* [Page text]
--- START ---

III. The Accused Instrumentality
Product Identification
- The "Surfer SEO Product," and specifically its "Content Editor" feature (Compl. ¶¶ 16, 17).
Functionality and Market Context
- The accused product is marketed as an "SEO workflow to boost your organic traffic, increase your visibility, and improve your rank" (Compl. ¶16).
- The Content Editor feature allegedly allows a user to provide a query, and "‘[b]ased on top ranking pages, and Surfer’s original algorithms, it generates a list of words and phrases you to include to rank well’" (Compl. ¶18).
- It provides real-time feedback and a user display showing metrics for "Content Structure" (e.g., target counts for words, headings, paragraphs) and "Terms to Use" (Compl. ¶¶ 17, 19, 21). The complaint includes a screenshot from Defendant's materials showing a user interface providing recommended ranges for content structure elements like word count and number of headings (Compl. ¶19). A second screenshot shows a feature that "extracts prominent words and phrases for your main query" for the user to include in their content (Compl. ¶21).

--- END ---

* [Data section]
--- START ---

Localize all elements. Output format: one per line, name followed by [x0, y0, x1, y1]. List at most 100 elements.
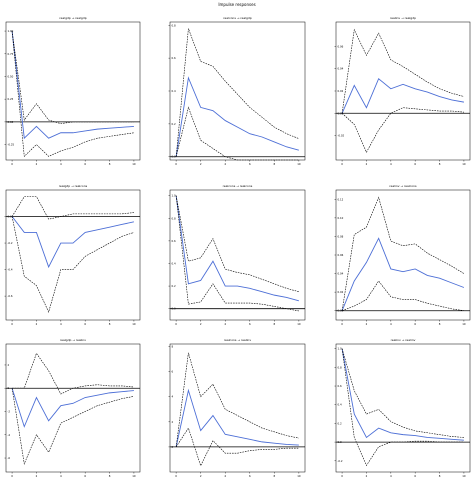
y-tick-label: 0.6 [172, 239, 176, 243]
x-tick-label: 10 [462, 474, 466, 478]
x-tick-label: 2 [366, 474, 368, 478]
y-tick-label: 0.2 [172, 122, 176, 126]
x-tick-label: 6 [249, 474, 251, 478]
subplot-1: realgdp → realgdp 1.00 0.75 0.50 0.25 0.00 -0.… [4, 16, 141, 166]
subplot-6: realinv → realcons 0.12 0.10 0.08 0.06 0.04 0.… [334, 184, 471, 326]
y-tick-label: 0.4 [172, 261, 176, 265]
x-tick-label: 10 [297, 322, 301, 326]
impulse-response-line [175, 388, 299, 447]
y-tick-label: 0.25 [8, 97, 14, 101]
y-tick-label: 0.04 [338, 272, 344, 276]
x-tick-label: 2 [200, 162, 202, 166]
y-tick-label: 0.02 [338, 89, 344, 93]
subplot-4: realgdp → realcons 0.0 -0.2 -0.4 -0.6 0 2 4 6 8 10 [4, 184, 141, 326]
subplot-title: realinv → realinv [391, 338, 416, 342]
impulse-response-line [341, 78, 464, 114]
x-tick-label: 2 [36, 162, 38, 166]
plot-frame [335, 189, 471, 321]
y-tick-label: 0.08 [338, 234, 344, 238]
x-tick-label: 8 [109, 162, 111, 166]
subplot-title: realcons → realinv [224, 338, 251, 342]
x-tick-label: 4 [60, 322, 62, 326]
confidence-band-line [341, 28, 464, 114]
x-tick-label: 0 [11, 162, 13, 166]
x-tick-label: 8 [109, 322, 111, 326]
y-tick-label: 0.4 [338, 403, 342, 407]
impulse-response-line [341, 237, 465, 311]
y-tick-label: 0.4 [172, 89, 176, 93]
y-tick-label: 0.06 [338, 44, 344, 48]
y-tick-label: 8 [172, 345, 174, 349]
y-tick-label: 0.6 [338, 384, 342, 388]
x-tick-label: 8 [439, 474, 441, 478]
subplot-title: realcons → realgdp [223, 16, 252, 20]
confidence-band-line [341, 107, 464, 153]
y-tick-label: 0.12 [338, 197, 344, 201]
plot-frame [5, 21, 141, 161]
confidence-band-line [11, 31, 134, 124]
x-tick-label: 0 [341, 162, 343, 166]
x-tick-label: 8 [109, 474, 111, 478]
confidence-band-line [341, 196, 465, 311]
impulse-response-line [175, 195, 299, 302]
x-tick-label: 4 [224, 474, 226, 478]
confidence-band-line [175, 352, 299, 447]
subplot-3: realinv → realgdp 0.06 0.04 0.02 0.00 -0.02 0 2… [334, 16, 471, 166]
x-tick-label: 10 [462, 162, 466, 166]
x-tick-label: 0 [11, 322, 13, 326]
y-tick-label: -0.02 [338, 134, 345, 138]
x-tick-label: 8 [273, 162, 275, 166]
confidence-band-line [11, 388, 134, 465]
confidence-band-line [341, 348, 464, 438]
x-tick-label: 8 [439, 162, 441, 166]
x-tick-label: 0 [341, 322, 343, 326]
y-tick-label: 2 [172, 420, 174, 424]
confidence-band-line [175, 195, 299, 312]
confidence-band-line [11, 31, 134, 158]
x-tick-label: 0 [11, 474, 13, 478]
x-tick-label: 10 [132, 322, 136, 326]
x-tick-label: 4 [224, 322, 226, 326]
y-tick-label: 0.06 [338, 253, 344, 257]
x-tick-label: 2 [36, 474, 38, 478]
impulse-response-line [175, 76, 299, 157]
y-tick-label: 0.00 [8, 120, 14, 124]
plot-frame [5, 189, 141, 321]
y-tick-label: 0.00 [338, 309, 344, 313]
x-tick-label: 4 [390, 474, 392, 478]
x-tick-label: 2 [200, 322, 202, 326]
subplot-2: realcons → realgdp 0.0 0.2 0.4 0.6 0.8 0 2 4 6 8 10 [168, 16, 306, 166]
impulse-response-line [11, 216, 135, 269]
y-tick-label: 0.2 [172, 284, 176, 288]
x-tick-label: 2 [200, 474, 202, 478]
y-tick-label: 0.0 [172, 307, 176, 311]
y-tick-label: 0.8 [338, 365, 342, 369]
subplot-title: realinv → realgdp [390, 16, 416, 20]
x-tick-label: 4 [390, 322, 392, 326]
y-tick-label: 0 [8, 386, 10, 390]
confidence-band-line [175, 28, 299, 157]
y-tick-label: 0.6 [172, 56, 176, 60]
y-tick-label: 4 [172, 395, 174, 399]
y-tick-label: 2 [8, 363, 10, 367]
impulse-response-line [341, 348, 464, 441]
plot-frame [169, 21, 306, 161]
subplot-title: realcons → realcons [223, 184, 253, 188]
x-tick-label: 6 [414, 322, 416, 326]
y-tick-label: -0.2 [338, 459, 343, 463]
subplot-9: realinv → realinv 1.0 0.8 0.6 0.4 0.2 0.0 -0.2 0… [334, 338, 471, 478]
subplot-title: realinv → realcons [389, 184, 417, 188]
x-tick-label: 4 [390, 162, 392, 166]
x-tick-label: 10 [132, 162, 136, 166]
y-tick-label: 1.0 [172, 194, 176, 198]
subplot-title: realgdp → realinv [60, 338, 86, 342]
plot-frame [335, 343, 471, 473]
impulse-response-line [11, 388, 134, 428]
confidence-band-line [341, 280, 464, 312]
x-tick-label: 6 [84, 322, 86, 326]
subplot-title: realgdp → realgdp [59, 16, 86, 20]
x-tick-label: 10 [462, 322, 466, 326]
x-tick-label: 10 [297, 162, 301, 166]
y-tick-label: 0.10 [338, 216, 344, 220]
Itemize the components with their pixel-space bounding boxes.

--- END ---
--- START ---

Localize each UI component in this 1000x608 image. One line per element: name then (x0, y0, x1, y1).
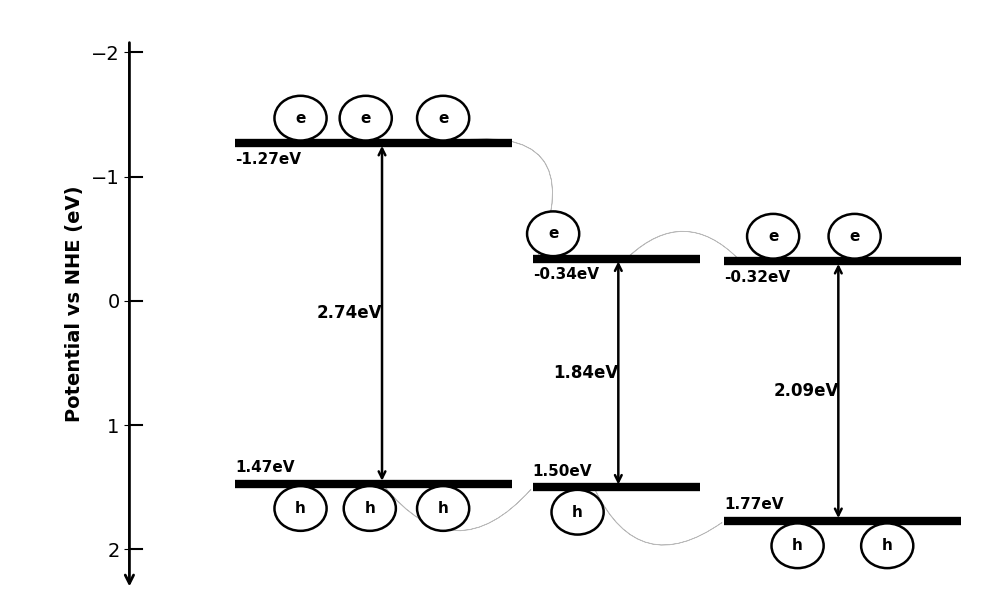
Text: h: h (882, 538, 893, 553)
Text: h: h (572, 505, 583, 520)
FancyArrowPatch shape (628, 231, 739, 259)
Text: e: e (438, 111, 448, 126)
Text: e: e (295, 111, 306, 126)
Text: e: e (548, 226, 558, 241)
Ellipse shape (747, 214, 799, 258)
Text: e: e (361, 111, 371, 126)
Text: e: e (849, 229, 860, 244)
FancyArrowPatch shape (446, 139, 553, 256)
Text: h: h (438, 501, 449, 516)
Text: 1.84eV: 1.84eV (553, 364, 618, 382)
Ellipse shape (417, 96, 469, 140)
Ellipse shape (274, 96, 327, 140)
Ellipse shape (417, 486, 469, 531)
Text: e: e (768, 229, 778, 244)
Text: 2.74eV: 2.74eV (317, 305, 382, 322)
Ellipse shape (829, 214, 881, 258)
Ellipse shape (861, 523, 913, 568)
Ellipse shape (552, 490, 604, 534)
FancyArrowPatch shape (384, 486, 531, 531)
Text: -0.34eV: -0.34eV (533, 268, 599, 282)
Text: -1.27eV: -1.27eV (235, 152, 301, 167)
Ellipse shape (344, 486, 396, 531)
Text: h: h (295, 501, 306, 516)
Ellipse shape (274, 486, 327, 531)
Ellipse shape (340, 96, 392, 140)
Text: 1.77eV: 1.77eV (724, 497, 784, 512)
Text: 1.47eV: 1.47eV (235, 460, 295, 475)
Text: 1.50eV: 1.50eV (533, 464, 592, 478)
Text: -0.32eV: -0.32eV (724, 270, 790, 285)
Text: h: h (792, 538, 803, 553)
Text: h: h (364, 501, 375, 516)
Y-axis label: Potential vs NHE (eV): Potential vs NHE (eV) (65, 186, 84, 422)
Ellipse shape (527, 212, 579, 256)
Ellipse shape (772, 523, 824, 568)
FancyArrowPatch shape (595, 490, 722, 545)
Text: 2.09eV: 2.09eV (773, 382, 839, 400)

--- END ---

* [Task instructions]
1. Rewrite the stretch of the excerpt on the accused Surfer SEO product from "- The Content" through "content (Compl. ¶21).", putting "screen capture" in place of "screenshot".
2. Answer these questions from the excerpt on the accused Surfer SEO product:
(a) How is the accused product described in its marketing?
(b) Which feature of the product is specifically identified?
(c) According to the second screenshot, what does the feature extract?
3. List every complaint paragraph number cited in the excerpt on the accused Surfer SEO product.

* [Exercise responses]
1.
- The Content Editor feature allegedly allows a user to provide a query, and "‘[b]ased on top ranking pages, and Surfer’s original algorithms, it generates a list of words and phrases you to include to rank well’" (Compl. ¶18).
- It provides real-time feedback and a user display showing metrics for "Content Structure" (e.g., target counts for words, headings, paragraphs) and "Terms to Use" (Compl. ¶¶ 17, 19, 21). The complaint includes a screen capture from Defendant's materials showing a user interface providing recommended ranges for content structure elements like word count and number of headings (Compl. ¶19). A second screen capture shows a feature that "extracts prominent words and phrases for your main query" for the user to include in their content (Compl. ¶21).

2.
(a) As an "SEO workflow to boost your organic traffic, increase your visibility, and improve your rank."
(b) The "Content Editor" feature.
(c) Prominent words and phrases for the user's main query.

3. ¶16, ¶17, ¶18, ¶19, ¶21